>>>>

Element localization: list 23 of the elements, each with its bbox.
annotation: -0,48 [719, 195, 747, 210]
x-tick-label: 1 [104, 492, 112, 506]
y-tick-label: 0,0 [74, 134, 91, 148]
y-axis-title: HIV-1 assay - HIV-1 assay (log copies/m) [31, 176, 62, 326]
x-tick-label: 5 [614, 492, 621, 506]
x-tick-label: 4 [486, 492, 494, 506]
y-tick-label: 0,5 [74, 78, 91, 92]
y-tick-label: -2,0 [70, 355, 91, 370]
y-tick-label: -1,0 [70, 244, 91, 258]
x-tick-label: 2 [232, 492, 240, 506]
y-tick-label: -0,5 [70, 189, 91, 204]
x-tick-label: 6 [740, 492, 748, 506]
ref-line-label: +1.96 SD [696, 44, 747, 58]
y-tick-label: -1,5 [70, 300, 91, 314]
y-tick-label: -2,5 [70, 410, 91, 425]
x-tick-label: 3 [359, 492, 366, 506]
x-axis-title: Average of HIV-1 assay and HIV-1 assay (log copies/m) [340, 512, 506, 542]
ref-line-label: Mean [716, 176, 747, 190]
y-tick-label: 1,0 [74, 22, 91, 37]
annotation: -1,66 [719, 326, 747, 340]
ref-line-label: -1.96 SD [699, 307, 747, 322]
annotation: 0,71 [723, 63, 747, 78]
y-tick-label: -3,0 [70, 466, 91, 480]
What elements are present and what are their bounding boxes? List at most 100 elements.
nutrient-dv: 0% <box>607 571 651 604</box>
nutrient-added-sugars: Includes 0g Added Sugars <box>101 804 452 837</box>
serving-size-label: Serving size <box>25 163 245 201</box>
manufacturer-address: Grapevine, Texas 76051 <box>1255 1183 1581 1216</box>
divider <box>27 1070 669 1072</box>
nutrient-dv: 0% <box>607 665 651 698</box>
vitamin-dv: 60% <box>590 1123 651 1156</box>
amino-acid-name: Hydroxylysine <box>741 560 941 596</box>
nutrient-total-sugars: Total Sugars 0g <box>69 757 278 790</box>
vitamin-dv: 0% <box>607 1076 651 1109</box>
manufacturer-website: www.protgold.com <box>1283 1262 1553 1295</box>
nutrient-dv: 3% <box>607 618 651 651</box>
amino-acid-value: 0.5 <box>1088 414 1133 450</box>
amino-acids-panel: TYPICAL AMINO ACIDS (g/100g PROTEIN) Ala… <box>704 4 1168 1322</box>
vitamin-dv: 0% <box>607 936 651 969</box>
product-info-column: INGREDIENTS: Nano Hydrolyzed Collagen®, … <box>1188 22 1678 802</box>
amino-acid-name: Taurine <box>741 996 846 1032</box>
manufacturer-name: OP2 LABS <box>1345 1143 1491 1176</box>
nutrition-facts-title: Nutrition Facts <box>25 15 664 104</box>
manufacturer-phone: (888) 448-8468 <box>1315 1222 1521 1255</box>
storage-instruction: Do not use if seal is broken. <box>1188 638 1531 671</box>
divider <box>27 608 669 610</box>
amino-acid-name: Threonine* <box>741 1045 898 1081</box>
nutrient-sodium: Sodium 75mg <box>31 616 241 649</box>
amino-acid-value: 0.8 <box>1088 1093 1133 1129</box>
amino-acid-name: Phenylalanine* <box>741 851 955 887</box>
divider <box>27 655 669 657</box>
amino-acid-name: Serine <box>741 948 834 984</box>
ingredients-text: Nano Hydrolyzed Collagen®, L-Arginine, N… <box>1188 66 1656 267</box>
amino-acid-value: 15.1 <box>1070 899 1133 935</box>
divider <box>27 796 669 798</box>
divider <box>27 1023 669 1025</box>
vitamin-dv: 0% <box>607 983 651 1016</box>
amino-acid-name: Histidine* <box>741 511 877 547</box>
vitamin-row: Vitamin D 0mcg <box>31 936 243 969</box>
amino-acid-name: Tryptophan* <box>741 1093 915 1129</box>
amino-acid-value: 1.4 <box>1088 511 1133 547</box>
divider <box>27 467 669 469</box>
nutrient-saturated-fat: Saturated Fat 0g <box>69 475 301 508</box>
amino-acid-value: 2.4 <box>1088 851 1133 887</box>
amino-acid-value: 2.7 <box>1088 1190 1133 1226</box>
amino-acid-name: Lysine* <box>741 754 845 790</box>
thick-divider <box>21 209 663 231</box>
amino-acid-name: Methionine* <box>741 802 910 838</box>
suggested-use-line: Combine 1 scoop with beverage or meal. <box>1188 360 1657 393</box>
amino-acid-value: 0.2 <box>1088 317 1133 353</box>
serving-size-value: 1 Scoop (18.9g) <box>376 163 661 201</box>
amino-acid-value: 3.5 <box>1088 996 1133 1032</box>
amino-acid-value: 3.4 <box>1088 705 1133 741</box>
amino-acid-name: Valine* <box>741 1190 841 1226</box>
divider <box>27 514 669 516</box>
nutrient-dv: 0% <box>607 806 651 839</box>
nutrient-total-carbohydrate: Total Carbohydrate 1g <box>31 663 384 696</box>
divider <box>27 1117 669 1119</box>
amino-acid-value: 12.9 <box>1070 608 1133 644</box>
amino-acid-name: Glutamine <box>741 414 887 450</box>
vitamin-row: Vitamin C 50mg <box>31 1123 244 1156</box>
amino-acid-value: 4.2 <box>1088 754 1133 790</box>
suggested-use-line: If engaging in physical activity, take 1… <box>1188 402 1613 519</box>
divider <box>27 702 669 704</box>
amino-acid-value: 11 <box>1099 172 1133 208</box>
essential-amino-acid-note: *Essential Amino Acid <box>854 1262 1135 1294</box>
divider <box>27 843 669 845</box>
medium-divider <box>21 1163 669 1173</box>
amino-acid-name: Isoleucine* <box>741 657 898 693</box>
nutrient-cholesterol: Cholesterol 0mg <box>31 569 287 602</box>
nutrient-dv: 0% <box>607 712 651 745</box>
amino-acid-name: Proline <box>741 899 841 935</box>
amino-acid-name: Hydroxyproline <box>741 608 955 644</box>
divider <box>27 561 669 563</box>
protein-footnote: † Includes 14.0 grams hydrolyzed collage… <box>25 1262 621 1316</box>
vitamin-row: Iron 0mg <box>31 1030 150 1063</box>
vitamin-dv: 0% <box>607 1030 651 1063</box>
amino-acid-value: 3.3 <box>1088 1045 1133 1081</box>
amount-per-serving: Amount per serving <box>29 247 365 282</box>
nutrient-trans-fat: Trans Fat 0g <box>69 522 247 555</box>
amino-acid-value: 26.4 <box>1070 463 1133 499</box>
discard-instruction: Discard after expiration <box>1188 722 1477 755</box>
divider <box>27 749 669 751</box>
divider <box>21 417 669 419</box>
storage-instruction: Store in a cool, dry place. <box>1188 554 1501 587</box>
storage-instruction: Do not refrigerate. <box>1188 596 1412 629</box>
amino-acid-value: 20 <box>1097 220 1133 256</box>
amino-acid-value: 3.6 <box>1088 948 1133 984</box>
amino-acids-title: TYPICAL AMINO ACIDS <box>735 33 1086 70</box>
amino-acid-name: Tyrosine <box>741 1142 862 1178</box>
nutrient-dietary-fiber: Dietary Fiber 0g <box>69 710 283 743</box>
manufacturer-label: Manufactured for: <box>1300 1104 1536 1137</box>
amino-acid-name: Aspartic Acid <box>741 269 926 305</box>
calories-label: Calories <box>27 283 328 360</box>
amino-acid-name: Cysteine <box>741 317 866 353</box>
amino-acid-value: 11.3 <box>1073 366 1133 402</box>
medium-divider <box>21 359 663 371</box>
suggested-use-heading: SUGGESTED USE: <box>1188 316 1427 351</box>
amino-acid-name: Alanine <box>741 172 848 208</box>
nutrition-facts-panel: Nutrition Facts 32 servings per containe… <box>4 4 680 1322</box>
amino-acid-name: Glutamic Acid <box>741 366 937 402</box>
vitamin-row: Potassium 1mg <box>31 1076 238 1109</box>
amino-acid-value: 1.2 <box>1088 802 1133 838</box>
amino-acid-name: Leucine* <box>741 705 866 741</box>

<<<<

[Aim of the task] Search the data for the string "axis" and copy each line where it appears.

[Written response]
y-axis-title: HIV-1 assay - HIV-1 assay (log copies/m) [31, 176, 62, 326]
x-axis-title: Average of HIV-1 assay and HIV-1 assay (log copies/m) [340, 512, 506, 542]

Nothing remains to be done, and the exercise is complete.